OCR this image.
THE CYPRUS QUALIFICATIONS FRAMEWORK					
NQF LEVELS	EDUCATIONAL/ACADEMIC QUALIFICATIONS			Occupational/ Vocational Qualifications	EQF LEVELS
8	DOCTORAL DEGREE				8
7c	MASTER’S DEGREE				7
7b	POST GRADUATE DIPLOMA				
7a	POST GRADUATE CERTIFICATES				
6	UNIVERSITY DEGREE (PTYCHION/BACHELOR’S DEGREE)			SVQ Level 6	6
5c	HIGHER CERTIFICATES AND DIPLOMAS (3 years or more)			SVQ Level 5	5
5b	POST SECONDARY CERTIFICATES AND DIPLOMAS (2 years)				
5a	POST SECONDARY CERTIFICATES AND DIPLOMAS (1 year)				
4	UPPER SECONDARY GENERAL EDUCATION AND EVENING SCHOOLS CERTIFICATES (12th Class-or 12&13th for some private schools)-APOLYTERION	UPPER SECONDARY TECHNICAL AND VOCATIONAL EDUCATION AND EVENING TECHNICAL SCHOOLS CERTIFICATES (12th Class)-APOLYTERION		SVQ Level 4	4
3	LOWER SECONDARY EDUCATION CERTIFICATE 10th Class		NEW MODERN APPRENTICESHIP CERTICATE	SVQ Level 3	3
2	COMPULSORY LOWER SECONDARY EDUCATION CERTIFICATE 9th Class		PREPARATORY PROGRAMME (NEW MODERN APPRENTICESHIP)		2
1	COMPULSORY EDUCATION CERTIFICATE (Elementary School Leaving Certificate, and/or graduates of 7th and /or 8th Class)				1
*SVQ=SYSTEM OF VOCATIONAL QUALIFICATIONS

━━━━━━━━━━━━━━━━━━━━

[TASK STATEMENT]
Return all of the entries word for word.

[EXERCISE RESULT]
OCR this image.
THE CYPRUS QUALIFICATIONS FRAMEWORK					
NQF LEVELS	EDUCATIONAL/ACADEMIC QUALIFICATIONS			Occupational/ Vocational Qualifications	EQF LEVELS
8	DOCTORAL DEGREE				8
7c	MASTER’S DEGREE				7
7b	POST GRADUATE DIPLOMA				
7a	POST GRADUATE CERTIFICATES				
6	UNIVERSITY DEGREE (PTYCHION/BACHELOR’S DEGREE)			SVQ Level 6	6
5c	HIGHER CERTIFICATES AND DIPLOMAS (3 years or more)			SVQ Level 5	5
5b	POST SECONDARY CERTIFICATES AND DIPLOMAS (2 years)				
5a	POST SECONDARY CERTIFICATES AND DIPLOMAS (1 year)				
4	UPPER SECONDARY GENERAL EDUCATION AND EVENING SCHOOLS CERTIFICATES (12th Class-or 12&13th for some private schools)-APOLYTERION	UPPER SECONDARY TECHNICAL AND VOCATIONAL EDUCATION AND EVENING TECHNICAL SCHOOLS CERTIFICATES (12th Class)-APOLYTERION		SVQ Level 4	4
3	LOWER SECONDARY EDUCATION CERTIFICATE 10th Class		NEW MODERN APPRENTICESHIP CERTICATE	SVQ Level 3	3
2	COMPULSORY LOWER SECONDARY EDUCATION CERTIFICATE 9th Class		PREPARATORY PROGRAMME (NEW MODERN APPRENTICESHIP)		2
1	COMPULSORY EDUCATION CERTIFICATE (Elementary School Leaving Certificate, and/or graduates of 7th and /or 8th Class)				1
*SVQ=SYSTEM OF VOCATIONAL QUALIFICATIONS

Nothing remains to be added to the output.